DIRECTIONS FOR THIS TASK. Reproduce the following material exactly, including every line.
** START **
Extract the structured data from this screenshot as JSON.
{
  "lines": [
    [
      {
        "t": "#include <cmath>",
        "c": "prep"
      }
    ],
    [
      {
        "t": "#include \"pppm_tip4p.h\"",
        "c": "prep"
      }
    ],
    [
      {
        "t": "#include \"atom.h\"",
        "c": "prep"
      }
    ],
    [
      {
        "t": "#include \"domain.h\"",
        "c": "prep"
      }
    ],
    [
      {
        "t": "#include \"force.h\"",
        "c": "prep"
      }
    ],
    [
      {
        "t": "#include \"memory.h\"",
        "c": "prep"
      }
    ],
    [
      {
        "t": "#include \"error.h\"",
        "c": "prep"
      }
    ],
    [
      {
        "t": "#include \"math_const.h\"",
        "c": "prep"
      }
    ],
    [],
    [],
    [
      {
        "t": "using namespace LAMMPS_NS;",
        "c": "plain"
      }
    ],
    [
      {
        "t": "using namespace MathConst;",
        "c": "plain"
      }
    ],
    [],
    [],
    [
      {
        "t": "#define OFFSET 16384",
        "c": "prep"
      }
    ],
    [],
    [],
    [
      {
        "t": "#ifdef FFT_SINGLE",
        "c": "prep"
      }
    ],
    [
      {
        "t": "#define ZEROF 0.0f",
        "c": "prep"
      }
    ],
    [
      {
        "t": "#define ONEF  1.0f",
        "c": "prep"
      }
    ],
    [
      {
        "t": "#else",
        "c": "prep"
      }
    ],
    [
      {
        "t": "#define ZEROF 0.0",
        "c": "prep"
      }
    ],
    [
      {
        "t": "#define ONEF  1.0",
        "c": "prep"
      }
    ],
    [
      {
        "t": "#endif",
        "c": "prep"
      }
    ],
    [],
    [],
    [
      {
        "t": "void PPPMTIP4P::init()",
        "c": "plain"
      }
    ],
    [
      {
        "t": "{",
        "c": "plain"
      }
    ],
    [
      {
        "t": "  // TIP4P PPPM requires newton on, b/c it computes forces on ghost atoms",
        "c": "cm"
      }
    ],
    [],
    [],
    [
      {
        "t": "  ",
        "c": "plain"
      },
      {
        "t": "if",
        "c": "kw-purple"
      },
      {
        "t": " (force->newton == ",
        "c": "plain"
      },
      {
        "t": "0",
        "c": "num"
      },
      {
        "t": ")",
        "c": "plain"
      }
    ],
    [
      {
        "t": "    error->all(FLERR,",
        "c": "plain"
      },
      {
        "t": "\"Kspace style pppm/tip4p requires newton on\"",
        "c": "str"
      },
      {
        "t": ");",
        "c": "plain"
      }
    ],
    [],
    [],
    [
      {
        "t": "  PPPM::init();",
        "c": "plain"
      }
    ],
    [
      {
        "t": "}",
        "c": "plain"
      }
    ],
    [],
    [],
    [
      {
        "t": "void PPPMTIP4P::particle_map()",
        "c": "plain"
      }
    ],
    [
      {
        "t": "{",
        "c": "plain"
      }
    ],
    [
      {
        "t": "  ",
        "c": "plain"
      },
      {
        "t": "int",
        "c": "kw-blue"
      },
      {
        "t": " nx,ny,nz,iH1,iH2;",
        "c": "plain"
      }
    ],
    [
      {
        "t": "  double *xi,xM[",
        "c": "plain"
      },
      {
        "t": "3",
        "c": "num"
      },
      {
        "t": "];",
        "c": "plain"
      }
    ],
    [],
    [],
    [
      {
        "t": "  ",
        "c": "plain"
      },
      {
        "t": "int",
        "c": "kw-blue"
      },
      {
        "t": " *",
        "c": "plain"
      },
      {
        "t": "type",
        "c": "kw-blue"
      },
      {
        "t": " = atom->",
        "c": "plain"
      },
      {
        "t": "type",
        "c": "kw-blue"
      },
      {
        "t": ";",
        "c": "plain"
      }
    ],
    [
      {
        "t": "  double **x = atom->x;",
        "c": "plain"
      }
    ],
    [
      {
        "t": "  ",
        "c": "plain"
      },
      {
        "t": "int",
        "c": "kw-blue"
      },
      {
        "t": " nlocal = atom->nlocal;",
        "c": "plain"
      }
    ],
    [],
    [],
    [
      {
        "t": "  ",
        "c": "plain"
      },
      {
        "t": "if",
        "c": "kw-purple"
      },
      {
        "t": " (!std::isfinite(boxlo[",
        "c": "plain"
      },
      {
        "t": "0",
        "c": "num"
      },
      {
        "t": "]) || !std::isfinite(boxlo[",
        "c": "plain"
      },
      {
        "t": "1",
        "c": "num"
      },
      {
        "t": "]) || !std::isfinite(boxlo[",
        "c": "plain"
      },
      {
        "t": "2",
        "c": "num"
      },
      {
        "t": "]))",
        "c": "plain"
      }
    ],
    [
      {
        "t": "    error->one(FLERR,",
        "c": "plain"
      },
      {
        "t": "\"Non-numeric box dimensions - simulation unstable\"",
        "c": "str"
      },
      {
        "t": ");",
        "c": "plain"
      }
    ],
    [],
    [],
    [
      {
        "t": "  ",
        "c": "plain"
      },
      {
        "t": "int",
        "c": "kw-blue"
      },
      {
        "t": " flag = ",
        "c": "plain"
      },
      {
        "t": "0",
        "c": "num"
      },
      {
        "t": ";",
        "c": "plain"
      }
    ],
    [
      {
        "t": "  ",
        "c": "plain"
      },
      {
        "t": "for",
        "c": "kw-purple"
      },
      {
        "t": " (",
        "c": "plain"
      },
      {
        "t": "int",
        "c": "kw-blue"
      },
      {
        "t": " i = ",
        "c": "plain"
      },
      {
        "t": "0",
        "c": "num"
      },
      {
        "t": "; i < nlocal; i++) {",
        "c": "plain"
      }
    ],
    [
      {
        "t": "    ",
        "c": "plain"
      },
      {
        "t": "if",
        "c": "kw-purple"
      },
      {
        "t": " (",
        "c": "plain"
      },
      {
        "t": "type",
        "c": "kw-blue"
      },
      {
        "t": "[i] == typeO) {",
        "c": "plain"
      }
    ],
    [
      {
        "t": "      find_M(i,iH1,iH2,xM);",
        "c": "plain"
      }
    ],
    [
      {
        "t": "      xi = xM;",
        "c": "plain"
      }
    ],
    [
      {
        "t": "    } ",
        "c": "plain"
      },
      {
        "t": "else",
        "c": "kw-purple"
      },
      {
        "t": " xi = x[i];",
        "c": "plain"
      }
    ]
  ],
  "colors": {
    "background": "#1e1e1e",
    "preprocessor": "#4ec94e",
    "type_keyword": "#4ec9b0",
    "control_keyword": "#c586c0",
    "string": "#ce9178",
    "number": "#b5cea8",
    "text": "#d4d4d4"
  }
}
** END **
RESULT OF THIS EXERCISE.
Extract the structured data from this screenshot as JSON.
{
  "lines": [
    [
      {
        "t": "#include <cmath>",
        "c": "prep"
      }
    ],
    [
      {
        "t": "#include \"pppm_tip4p.h\"",
        "c": "prep"
      }
    ],
    [
      {
        "t": "#include \"atom.h\"",
        "c": "prep"
      }
    ],
    [
      {
        "t": "#include \"domain.h\"",
        "c": "prep"
      }
    ],
    [
      {
        "t": "#include \"force.h\"",
        "c": "prep"
      }
    ],
    [
      {
        "t": "#include \"memory.h\"",
        "c": "prep"
      }
    ],
    [
      {
        "t": "#include \"error.h\"",
        "c": "prep"
      }
    ],
    [
      {
        "t": "#include \"math_const.h\"",
        "c": "prep"
      }
    ],
    [],
    [],
    [
      {
        "t": "using namespace LAMMPS_NS;",
        "c": "plain"
      }
    ],
    [
      {
        "t": "using namespace MathConst;",
        "c": "plain"
      }
    ],
    [],
    [],
    [
      {
        "t": "#define OFFSET 16384",
        "c": "prep"
      }
    ],
    [],
    [],
    [
      {
        "t": "#ifdef FFT_SINGLE",
        "c": "prep"
      }
    ],
    [
      {
        "t": "#define ZEROF 0.0f",
        "c": "prep"
      }
    ],
    [
      {
        "t": "#define ONEF  1.0f",
        "c": "prep"
      }
    ],
    [
      {
        "t": "#else",
        "c": "prep"
      }
    ],
    [
      {
        "t": "#define ZEROF 0.0",
        "c": "prep"
      }
    ],
    [
      {
        "t": "#define ONEF  1.0",
        "c": "prep"
      }
    ],
    [
      {
        "t": "#endif",
        "c": "prep"
      }
    ],
    [],
    [],
    [
      {
        "t": "void PPPMTIP4P::init()",
        "c": "plain"
      }
    ],
    [
      {
        "t": "{",
        "c": "plain"
      }
    ],
    [
      {
        "t": "  // TIP4P PPPM requires newton on, b/c it computes forces on ghost atoms",
        "c": "cm"
      }
    ],
    [],
    [],
    [
      {
        "t": "  ",
        "c": "plain"
      },
      {
        "t": "if",
        "c": "kw-purple"
      },
      {
        "t": " (force->newton == ",
        "c": "plain"
      },
      {
        "t": "0",
        "c": "num"
      },
      {
        "t": ")",
        "c": "plain"
      }
    ],
    [
      {
        "t": "    error->all(FLERR,",
        "c": "plain"
      },
      {
        "t": "\"Kspace style pppm/tip4p requires newton on\"",
        "c": "str"
      },
      {
        "t": ");",
        "c": "plain"
      }
    ],
    [],
    [],
    [
      {
        "t": "  PPPM::init();",
        "c": "plain"
      }
    ],
    [
      {
        "t": "}",
        "c": "plain"
      }
    ],
    [],
    [],
    [
      {
        "t": "void PPPMTIP4P::particle_map()",
        "c": "plain"
      }
    ],
    [
      {
        "t": "{",
        "c": "plain"
      }
    ],
    [
      {
        "t": "  ",
        "c": "plain"
      },
      {
        "t": "int",
        "c": "kw-blue"
      },
      {
        "t": " nx,ny,nz,iH1,iH2;",
        "c": "plain"
      }
    ],
    [
      {
        "t": "  double *xi,xM[",
        "c": "plain"
      },
      {
        "t": "3",
        "c": "num"
      },
      {
        "t": "];",
        "c": "plain"
      }
    ],
    [],
    [],
    [
      {
        "t": "  ",
        "c": "plain"
      },
      {
        "t": "int",
        "c": "kw-blue"
      },
      {
        "t": " *",
        "c": "plain"
      },
      {
        "t": "type",
        "c": "kw-blue"
      },
      {
        "t": " = atom->",
        "c": "plain"
      },
      {
        "t": "type",
        "c": "kw-blue"
      },
      {
        "t": ";",
        "c": "plain"
      }
    ],
    [
      {
        "t": "  double **x = atom->x;",
        "c": "plain"
      }
    ],
    [
      {
        "t": "  ",
        "c": "plain"
      },
      {
        "t": "int",
        "c": "kw-blue"
      },
      {
        "t": " nlocal = atom->nlocal;",
        "c": "plain"
      }
    ],
    [],
    [],
    [
      {
        "t": "  ",
        "c": "plain"
      },
      {
        "t": "if",
        "c": "kw-purple"
      },
      {
        "t": " (!std::isfinite(boxlo[",
        "c": "plain"
      },
      {
        "t": "0",
        "c": "num"
      },
      {
        "t": "]) || !std::isfinite(boxlo[",
        "c": "plain"
      },
      {
        "t": "1",
        "c": "num"
      },
      {
        "t": "]) || !std::isfinite(boxlo[",
        "c": "plain"
      },
      {
        "t": "2",
        "c": "num"
      },
      {
        "t": "]))",
        "c": "plain"
      }
    ],
    [
      {
        "t": "    error->one(FLERR,",
        "c": "plain"
      },
      {
        "t": "\"Non-numeric box dimensions - simulation unstable\"",
        "c": "str"
      },
      {
        "t": ");",
        "c": "plain"
      }
    ],
    [],
    [],
    [
      {
        "t": "  ",
        "c": "plain"
      },
      {
        "t": "int",
        "c": "kw-blue"
      },
      {
        "t": " flag = ",
        "c": "plain"
      },
      {
        "t": "0",
        "c": "num"
      },
      {
        "t": ";",
        "c": "plain"
      }
    ],
    [
      {
        "t": "  ",
        "c": "plain"
      },
      {
        "t": "for",
        "c": "kw-purple"
      },
      {
        "t": " (",
        "c": "plain"
      },
      {
        "t": "int",
        "c": "kw-blue"
      },
      {
        "t": " i = ",
        "c": "plain"
      },
      {
        "t": "0",
        "c": "num"
      },
      {
        "t": "; i < nlocal; i++) {",
        "c": "plain"
      }
    ],
    [
      {
        "t": "    ",
        "c": "plain"
      },
      {
        "t": "if",
        "c": "kw-purple"
      },
      {
        "t": " (",
        "c": "plain"
      },
      {
        "t": "type",
        "c": "kw-blue"
      },
      {
        "t": "[i] == typeO) {",
        "c": "plain"
      }
    ],
    [
      {
        "t": "      find_M(i,iH1,iH2,xM);",
        "c": "plain"
      }
    ],
    [
      {
        "t": "      xi = xM;",
        "c": "plain"
      }
    ],
    [
      {
        "t": "    } ",
        "c": "plain"
      },
      {
        "t": "else",
        "c": "kw-purple"
      },
      {
        "t": " xi = x[i];",
        "c": "plain"
      }
    ]
  ],
  "colors": {
    "background": "#1e1e1e",
    "preprocessor": "#4ec94e",
    "type_keyword": "#4ec9b0",
    "control_keyword": "#c586c0",
    "string": "#ce9178",
    "number": "#b5cea8",
    "text": "#d4d4d4"
  }
}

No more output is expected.